>> begin

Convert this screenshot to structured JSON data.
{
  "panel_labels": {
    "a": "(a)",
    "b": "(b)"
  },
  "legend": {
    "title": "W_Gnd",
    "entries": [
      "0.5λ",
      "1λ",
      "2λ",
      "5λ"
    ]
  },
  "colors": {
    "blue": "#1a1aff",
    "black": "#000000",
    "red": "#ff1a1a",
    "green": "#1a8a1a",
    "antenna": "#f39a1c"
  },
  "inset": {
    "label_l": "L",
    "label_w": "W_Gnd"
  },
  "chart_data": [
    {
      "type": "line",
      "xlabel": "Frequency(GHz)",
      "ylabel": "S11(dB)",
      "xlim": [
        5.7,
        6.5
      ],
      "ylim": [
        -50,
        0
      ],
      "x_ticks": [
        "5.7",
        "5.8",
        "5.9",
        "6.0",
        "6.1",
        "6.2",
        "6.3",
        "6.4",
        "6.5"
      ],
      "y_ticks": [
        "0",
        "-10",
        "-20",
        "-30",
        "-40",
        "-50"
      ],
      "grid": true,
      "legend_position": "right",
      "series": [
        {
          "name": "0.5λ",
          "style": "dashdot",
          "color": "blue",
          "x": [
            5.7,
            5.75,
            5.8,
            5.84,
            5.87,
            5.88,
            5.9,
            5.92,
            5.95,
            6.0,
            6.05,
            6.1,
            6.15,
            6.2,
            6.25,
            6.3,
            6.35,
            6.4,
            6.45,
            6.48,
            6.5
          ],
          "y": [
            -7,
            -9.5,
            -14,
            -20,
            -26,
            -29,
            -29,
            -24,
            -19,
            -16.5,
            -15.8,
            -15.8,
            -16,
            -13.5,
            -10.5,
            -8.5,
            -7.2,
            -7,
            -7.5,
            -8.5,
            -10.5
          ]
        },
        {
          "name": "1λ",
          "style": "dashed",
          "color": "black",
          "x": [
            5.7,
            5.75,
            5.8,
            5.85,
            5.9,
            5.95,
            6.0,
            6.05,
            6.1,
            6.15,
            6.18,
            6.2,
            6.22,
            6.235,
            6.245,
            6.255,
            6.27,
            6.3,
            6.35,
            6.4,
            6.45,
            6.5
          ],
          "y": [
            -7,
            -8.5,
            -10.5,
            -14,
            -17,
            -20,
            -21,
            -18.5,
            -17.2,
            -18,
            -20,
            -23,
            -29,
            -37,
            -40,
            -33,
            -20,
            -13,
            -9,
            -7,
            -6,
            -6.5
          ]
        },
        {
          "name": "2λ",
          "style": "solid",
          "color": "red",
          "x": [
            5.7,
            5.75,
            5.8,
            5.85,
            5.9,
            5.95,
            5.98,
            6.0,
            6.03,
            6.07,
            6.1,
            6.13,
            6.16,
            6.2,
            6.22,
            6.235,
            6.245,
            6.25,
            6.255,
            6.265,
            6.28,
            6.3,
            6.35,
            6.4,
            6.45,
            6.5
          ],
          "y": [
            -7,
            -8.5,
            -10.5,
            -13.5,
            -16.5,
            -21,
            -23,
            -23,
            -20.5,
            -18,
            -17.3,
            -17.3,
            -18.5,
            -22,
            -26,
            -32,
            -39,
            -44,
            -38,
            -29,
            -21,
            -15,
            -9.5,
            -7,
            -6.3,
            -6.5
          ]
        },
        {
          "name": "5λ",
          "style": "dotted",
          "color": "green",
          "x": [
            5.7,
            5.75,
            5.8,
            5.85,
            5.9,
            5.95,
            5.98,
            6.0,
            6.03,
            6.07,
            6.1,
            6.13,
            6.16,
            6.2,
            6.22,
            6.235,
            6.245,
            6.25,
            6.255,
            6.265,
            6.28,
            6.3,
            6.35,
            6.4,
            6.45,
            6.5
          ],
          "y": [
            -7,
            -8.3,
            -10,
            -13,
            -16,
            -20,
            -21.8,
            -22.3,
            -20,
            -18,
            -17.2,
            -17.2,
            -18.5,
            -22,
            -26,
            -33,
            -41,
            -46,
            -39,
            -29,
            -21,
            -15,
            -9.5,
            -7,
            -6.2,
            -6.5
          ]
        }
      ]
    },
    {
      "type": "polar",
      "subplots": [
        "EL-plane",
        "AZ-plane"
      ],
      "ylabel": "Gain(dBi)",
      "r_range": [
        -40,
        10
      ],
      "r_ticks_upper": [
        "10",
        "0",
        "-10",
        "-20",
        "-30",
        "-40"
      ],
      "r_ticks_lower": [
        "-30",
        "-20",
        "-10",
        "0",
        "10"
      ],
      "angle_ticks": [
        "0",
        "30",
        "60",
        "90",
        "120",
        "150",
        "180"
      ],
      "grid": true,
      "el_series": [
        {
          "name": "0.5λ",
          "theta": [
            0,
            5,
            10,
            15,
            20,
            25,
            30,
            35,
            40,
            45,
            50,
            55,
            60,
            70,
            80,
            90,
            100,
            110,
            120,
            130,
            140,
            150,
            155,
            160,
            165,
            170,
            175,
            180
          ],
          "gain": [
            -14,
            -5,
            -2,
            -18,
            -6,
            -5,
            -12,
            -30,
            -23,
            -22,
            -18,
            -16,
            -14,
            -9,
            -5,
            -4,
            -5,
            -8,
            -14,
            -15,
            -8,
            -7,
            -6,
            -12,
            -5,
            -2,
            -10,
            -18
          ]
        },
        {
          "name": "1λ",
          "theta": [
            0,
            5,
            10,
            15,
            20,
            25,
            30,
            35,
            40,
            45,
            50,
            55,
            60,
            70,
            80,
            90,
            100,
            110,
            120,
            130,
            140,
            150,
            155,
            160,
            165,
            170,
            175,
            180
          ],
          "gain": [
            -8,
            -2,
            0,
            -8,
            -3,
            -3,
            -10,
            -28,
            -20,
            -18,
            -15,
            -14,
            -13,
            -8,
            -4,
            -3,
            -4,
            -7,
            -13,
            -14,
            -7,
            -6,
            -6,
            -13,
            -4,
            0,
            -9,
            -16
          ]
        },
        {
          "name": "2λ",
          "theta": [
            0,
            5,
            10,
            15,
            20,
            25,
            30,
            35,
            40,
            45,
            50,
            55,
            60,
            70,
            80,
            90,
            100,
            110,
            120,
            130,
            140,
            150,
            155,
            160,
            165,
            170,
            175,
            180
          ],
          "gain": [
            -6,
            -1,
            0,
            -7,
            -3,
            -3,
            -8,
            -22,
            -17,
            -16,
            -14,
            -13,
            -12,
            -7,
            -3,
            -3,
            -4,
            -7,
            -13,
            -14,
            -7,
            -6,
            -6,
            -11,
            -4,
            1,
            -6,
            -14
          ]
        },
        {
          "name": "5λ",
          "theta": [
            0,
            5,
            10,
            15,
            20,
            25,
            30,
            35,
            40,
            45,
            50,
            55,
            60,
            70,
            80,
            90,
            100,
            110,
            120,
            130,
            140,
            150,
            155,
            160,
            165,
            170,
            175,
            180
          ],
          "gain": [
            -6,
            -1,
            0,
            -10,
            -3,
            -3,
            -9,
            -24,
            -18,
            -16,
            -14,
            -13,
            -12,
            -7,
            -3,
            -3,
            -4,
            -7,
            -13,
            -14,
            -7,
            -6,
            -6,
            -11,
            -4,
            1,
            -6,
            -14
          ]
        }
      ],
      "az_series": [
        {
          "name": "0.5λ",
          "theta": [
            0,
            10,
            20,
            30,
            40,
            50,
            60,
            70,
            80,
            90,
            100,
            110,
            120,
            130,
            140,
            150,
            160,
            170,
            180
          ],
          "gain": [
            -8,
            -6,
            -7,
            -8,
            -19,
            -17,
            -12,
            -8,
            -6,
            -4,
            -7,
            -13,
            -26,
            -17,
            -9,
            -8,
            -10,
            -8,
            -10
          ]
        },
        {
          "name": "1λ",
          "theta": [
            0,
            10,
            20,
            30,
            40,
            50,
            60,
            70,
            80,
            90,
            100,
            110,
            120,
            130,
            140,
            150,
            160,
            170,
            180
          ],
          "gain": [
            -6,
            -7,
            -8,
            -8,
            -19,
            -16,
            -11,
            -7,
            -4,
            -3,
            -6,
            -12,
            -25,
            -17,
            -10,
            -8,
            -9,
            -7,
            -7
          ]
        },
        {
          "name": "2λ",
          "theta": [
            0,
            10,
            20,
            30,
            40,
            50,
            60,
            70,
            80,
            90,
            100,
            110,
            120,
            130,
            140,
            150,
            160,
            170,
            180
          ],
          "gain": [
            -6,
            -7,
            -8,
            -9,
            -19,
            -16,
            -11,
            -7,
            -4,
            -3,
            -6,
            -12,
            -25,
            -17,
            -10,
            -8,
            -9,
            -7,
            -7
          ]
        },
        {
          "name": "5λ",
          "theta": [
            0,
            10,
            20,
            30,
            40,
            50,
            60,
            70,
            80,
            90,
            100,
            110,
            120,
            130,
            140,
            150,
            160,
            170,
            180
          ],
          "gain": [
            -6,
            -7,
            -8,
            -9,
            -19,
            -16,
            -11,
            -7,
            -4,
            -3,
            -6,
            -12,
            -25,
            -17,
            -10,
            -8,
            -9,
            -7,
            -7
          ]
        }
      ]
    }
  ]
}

>> end

Task to carry out: Using the material above, report each line where "style" occurs.

Written solution:
          "style": "dashdot",
          "style": "dashed",
          "style": "solid",
          "style": "dotted",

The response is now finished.